___ Exercise input ___

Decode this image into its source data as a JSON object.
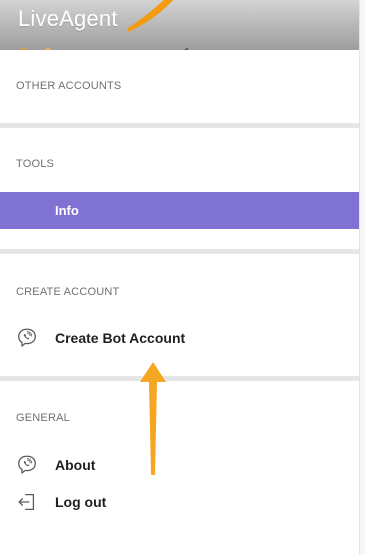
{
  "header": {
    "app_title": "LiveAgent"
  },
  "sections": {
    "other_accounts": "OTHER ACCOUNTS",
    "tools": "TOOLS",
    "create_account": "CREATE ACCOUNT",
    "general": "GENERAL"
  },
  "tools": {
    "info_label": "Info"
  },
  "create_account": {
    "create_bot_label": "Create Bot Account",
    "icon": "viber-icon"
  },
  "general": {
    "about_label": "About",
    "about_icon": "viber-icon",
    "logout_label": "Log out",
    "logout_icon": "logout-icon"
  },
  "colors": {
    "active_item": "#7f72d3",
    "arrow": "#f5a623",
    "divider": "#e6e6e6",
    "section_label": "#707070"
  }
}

___

◆ **Exercise brief**:
Report how many lines of the data contain the word "viber", using the number alone.

◆ **Solution to this task**:
2